— start —
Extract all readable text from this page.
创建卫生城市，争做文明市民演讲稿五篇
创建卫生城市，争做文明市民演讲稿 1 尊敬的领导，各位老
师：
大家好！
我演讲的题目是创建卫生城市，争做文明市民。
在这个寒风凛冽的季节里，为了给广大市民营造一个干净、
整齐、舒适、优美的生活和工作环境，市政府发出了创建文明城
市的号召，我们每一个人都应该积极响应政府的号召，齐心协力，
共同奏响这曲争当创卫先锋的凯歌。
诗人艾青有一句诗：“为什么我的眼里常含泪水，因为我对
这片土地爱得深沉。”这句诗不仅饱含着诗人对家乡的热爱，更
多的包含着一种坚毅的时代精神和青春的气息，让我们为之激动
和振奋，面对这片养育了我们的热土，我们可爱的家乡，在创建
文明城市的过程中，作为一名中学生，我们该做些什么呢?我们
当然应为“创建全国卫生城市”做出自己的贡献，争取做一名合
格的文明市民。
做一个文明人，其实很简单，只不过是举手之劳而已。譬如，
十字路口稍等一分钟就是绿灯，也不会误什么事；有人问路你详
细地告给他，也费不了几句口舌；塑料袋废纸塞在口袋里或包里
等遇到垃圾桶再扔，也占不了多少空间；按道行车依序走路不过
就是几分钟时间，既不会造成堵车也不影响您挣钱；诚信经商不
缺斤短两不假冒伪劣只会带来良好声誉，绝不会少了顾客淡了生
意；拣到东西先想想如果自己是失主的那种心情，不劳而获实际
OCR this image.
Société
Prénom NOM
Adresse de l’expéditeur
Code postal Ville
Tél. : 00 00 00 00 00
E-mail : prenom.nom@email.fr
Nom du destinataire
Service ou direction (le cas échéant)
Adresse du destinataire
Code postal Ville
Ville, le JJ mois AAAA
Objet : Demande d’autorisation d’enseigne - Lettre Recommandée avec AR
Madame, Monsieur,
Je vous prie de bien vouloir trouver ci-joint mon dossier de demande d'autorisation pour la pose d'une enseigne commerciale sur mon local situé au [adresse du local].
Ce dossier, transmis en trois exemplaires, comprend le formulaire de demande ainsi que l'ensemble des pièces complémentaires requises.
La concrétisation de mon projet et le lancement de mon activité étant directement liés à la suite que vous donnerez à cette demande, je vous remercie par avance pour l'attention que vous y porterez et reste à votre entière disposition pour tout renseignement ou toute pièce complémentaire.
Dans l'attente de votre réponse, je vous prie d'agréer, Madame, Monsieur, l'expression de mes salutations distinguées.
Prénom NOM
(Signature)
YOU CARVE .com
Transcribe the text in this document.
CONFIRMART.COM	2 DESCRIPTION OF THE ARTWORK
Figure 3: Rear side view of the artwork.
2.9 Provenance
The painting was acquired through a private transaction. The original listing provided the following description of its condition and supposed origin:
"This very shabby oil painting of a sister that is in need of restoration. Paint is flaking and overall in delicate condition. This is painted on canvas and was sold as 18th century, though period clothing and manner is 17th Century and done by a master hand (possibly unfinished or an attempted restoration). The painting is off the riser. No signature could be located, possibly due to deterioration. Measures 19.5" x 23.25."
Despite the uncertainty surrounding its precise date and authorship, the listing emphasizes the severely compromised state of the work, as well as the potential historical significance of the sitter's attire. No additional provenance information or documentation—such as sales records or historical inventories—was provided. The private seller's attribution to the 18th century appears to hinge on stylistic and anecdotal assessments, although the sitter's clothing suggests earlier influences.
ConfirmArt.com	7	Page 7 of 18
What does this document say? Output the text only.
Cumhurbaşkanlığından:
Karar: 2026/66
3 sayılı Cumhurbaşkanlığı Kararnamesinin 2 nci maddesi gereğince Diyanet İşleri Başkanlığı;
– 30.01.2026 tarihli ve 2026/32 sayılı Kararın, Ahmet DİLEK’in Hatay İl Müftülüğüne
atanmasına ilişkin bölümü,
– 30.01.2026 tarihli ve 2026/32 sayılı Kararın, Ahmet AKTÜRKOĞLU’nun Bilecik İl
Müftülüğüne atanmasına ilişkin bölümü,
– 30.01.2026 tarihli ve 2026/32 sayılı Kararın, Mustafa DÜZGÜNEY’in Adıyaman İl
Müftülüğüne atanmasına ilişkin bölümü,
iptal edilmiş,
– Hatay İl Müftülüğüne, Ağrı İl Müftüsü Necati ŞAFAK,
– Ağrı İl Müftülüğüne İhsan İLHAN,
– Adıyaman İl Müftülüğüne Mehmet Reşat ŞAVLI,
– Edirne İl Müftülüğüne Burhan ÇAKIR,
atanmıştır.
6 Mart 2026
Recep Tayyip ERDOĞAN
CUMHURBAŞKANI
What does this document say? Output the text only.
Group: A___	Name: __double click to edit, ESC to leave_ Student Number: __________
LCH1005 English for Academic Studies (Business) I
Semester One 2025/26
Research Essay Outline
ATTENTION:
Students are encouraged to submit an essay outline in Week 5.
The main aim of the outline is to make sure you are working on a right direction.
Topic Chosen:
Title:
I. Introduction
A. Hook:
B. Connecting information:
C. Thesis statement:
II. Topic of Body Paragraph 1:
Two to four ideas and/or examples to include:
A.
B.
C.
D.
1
— end —
▶ [Objective] Give an exact copy of all the data shown above.

▶ [Task answer]
Extract all readable text from this page.
创建卫生城市，争做文明市民演讲稿五篇
创建卫生城市，争做文明市民演讲稿 1 尊敬的领导，各位老
师：
大家好！
我演讲的题目是创建卫生城市，争做文明市民。
在这个寒风凛冽的季节里，为了给广大市民营造一个干净、
整齐、舒适、优美的生活和工作环境，市政府发出了创建文明城
市的号召，我们每一个人都应该积极响应政府的号召，齐心协力，
共同奏响这曲争当创卫先锋的凯歌。
诗人艾青有一句诗：“为什么我的眼里常含泪水，因为我对
这片土地爱得深沉。”这句诗不仅饱含着诗人对家乡的热爱，更
多的包含着一种坚毅的时代精神和青春的气息，让我们为之激动
和振奋，面对这片养育了我们的热土，我们可爱的家乡，在创建
文明城市的过程中，作为一名中学生，我们该做些什么呢?我们
当然应为“创建全国卫生城市”做出自己的贡献，争取做一名合
格的文明市民。
做一个文明人，其实很简单，只不过是举手之劳而已。譬如，
十字路口稍等一分钟就是绿灯，也不会误什么事；有人问路你详
细地告给他，也费不了几句口舌；塑料袋废纸塞在口袋里或包里
等遇到垃圾桶再扔，也占不了多少空间；按道行车依序走路不过
就是几分钟时间，既不会造成堵车也不影响您挣钱；诚信经商不
缺斤短两不假冒伪劣只会带来良好声誉，绝不会少了顾客淡了生
意；拣到东西先想想如果自己是失主的那种心情，不劳而获实际
OCR this image.
Société
Prénom NOM
Adresse de l’expéditeur
Code postal Ville
Tél. : 00 00 00 00 00
E-mail : prenom.nom@email.fr
Nom du destinataire
Service ou direction (le cas échéant)
Adresse du destinataire
Code postal Ville
Ville, le JJ mois AAAA
Objet : Demande d’autorisation d’enseigne - Lettre Recommandée avec AR
Madame, Monsieur,
Je vous prie de bien vouloir trouver ci-joint mon dossier de demande d'autorisation pour la pose d'une enseigne commerciale sur mon local situé au [adresse du local].
Ce dossier, transmis en trois exemplaires, comprend le formulaire de demande ainsi que l'ensemble des pièces complémentaires requises.
La concrétisation de mon projet et le lancement de mon activité étant directement liés à la suite que vous donnerez à cette demande, je vous remercie par avance pour l'attention que vous y porterez et reste à votre entière disposition pour tout renseignement ou toute pièce complémentaire.
Dans l'attente de votre réponse, je vous prie d'agréer, Madame, Monsieur, l'expression de mes salutations distinguées.
Prénom NOM
(Signature)
YOU CARVE .com
Transcribe the text in this document.
CONFIRMART.COM	2 DESCRIPTION OF THE ARTWORK
Figure 3: Rear side view of the artwork.
2.9 Provenance
The painting was acquired through a private transaction. The original listing provided the following description of its condition and supposed origin:
"This very shabby oil painting of a sister that is in need of restoration. Paint is flaking and overall in delicate condition. This is painted on canvas and was sold as 18th century, though period clothing and manner is 17th Century and done by a master hand (possibly unfinished or an attempted restoration). The painting is off the riser. No signature could be located, possibly due to deterioration. Measures 19.5" x 23.25."
Despite the uncertainty surrounding its precise date and authorship, the listing emphasizes the severely compromised state of the work, as well as the potential historical significance of the sitter's attire. No additional provenance information or documentation—such as sales records or historical inventories—was provided. The private seller's attribution to the 18th century appears to hinge on stylistic and anecdotal assessments, although the sitter's clothing suggests earlier influences.
ConfirmArt.com	7	Page 7 of 18
What does this document say? Output the text only.
Cumhurbaşkanlığından:
Karar: 2026/66
3 sayılı Cumhurbaşkanlığı Kararnamesinin 2 nci maddesi gereğince Diyanet İşleri Başkanlığı;
– 30.01.2026 tarihli ve 2026/32 sayılı Kararın, Ahmet DİLEK’in Hatay İl Müftülüğüne
atanmasına ilişkin bölümü,
– 30.01.2026 tarihli ve 2026/32 sayılı Kararın, Ahmet AKTÜRKOĞLU’nun Bilecik İl
Müftülüğüne atanmasına ilişkin bölümü,
– 30.01.2026 tarihli ve 2026/32 sayılı Kararın, Mustafa DÜZGÜNEY’in Adıyaman İl
Müftülüğüne atanmasına ilişkin bölümü,
iptal edilmiş,
– Hatay İl Müftülüğüne, Ağrı İl Müftüsü Necati ŞAFAK,
– Ağrı İl Müftülüğüne İhsan İLHAN,
– Adıyaman İl Müftülüğüne Mehmet Reşat ŞAVLI,
– Edirne İl Müftülüğüne Burhan ÇAKIR,
atanmıştır.
6 Mart 2026
Recep Tayyip ERDOĞAN
CUMHURBAŞKANI
What does this document say? Output the text only.
Group: A___	Name: __double click to edit, ESC to leave_ Student Number: __________
LCH1005 English for Academic Studies (Business) I
Semester One 2025/26
Research Essay Outline
ATTENTION:
Students are encouraged to submit an essay outline in Week 5.
The main aim of the outline is to make sure you are working on a right direction.
Topic Chosen:
Title:
I. Introduction
A. Hook:
B. Connecting information:
C. Thesis statement:
II. Topic of Body Paragraph 1:
Two to four ideas and/or examples to include:
A.
B.
C.
D.
1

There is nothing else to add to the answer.